## start

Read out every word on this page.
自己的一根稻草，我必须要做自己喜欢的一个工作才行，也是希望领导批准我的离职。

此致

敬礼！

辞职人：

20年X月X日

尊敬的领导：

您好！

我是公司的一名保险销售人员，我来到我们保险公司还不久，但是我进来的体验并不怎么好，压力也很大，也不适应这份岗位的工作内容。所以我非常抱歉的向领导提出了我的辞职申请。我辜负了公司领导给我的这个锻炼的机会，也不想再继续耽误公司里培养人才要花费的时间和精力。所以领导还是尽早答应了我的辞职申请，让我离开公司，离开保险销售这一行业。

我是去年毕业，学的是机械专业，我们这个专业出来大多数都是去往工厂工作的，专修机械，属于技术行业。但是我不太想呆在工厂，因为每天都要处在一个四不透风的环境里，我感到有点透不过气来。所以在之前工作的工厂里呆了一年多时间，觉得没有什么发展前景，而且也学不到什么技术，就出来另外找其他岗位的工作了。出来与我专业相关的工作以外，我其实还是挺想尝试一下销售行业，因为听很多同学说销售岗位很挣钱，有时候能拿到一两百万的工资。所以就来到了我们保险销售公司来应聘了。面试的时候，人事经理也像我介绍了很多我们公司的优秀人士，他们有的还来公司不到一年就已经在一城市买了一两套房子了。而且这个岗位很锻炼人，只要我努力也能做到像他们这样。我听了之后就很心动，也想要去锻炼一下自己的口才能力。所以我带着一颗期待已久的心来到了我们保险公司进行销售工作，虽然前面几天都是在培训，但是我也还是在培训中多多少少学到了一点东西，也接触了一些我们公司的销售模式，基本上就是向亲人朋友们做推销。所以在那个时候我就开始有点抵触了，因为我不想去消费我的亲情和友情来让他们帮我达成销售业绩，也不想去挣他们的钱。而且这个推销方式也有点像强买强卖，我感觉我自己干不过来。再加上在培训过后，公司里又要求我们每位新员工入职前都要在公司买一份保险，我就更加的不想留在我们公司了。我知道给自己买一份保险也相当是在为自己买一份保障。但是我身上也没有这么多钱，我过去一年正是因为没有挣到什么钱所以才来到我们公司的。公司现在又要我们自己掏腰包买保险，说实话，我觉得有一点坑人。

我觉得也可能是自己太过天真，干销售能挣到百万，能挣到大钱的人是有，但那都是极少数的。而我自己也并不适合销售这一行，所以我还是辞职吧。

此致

## end

Each line above must be reproduced exactly as it stands.

Read out every word on this page.
自己的一根稻草，我必须要做自己喜欢的一个工作才行，也是希望领导批准我的离职。

此致

敬礼！

辞职人：

20年X月X日

尊敬的领导：

您好！

我是公司的一名保险销售人员，我来到我们保险公司还不久，但是我进来的体验并不怎么好，压力也很大，也不适应这份岗位的工作内容。所以我非常抱歉的向领导提出了我的辞职申请。我辜负了公司领导给我的这个锻炼的机会，也不想再继续耽误公司里培养人才要花费的时间和精力。所以领导还是尽早答应了我的辞职申请，让我离开公司，离开保险销售这一行业。

我是去年毕业，学的是机械专业，我们这个专业出来大多数都是去往工厂工作的，专修机械，属于技术行业。但是我不太想呆在工厂，因为每天都要处在一个四不透风的环境里，我感到有点透不过气来。所以在之前工作的工厂里呆了一年多时间，觉得没有什么发展前景，而且也学不到什么技术，就出来另外找其他岗位的工作了。出来与我专业相关的工作以外，我其实还是挺想尝试一下销售行业，因为听很多同学说销售岗位很挣钱，有时候能拿到一两百万的工资。所以就来到了我们保险销售公司来应聘了。面试的时候，人事经理也像我介绍了很多我们公司的优秀人士，他们有的还来公司不到一年就已经在一城市买了一两套房子了。而且这个岗位很锻炼人，只要我努力也能做到像他们这样。我听了之后就很心动，也想要去锻炼一下自己的口才能力。所以我带着一颗期待已久的心来到了我们保险公司进行销售工作，虽然前面几天都是在培训，但是我也还是在培训中多多少少学到了一点东西，也接触了一些我们公司的销售模式，基本上就是向亲人朋友们做推销。所以在那个时候我就开始有点抵触了，因为我不想去消费我的亲情和友情来让他们帮我达成销售业绩，也不想去挣他们的钱。而且这个推销方式也有点像强买强卖，我感觉我自己干不过来。再加上在培训过后，公司里又要求我们每位新员工入职前都要在公司买一份保险，我就更加的不想留在我们公司了。我知道给自己买一份保险也相当是在为自己买一份保障。但是我身上也没有这么多钱，我过去一年正是因为没有挣到什么钱所以才来到我们公司的。公司现在又要我们自己掏腰包买保险，说实话，我觉得有一点坑人。

我觉得也可能是自己太过天真，干销售能挣到百万，能挣到大钱的人是有，但那都是极少数的。而我自己也并不适合销售这一行，所以我还是辞职吧。

此致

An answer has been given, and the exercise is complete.